- [Problem to solve]: Output all entries verbatim. Skip pictures.

- [Source data]:
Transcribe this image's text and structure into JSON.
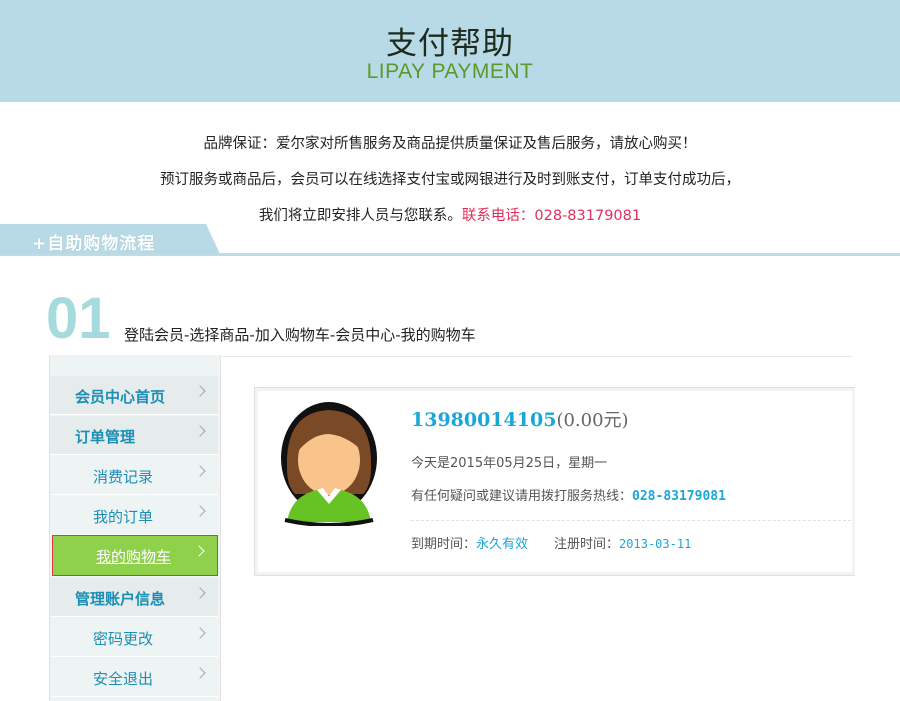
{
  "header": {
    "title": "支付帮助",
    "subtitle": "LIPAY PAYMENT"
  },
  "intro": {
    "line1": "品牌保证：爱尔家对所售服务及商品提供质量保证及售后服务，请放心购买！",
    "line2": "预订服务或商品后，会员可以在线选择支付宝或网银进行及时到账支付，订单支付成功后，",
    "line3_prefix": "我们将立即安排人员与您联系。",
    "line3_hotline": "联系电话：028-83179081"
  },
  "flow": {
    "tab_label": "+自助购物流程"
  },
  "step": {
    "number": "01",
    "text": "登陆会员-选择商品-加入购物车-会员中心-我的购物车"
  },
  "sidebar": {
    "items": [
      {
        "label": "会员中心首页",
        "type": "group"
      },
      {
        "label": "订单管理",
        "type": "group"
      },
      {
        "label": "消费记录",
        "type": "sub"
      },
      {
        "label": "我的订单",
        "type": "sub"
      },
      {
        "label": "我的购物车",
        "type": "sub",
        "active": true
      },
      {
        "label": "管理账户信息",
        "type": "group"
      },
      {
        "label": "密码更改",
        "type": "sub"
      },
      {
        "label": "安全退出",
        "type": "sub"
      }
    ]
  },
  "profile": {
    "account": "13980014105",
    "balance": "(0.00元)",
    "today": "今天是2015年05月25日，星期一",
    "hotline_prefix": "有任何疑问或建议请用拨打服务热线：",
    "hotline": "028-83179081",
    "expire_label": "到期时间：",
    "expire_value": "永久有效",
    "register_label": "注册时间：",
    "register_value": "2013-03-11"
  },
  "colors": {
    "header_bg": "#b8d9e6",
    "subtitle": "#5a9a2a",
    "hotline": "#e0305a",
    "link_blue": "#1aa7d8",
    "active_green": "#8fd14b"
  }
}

- [Solution]:
Transcribe this image's text and structure into JSON.
{
  "header": {
    "title": "支付帮助",
    "subtitle": "LIPAY PAYMENT"
  },
  "intro": {
    "line1": "品牌保证：爱尔家对所售服务及商品提供质量保证及售后服务，请放心购买！",
    "line2": "预订服务或商品后，会员可以在线选择支付宝或网银进行及时到账支付，订单支付成功后，",
    "line3_prefix": "我们将立即安排人员与您联系。",
    "line3_hotline": "联系电话：028-83179081"
  },
  "flow": {
    "tab_label": "+自助购物流程"
  },
  "step": {
    "number": "01",
    "text": "登陆会员-选择商品-加入购物车-会员中心-我的购物车"
  },
  "sidebar": {
    "items": [
      {
        "label": "会员中心首页",
        "type": "group"
      },
      {
        "label": "订单管理",
        "type": "group"
      },
      {
        "label": "消费记录",
        "type": "sub"
      },
      {
        "label": "我的订单",
        "type": "sub"
      },
      {
        "label": "我的购物车",
        "type": "sub",
        "active": true
      },
      {
        "label": "管理账户信息",
        "type": "group"
      },
      {
        "label": "密码更改",
        "type": "sub"
      },
      {
        "label": "安全退出",
        "type": "sub"
      }
    ]
  },
  "profile": {
    "account": "13980014105",
    "balance": "(0.00元)",
    "today": "今天是2015年05月25日，星期一",
    "hotline_prefix": "有任何疑问或建议请用拨打服务热线：",
    "hotline": "028-83179081",
    "expire_label": "到期时间：",
    "expire_value": "永久有效",
    "register_label": "注册时间：",
    "register_value": "2013-03-11"
  },
  "colors": {
    "header_bg": "#b8d9e6",
    "subtitle": "#5a9a2a",
    "hotline": "#e0305a",
    "link_blue": "#1aa7d8",
    "active_green": "#8fd14b"
  }
}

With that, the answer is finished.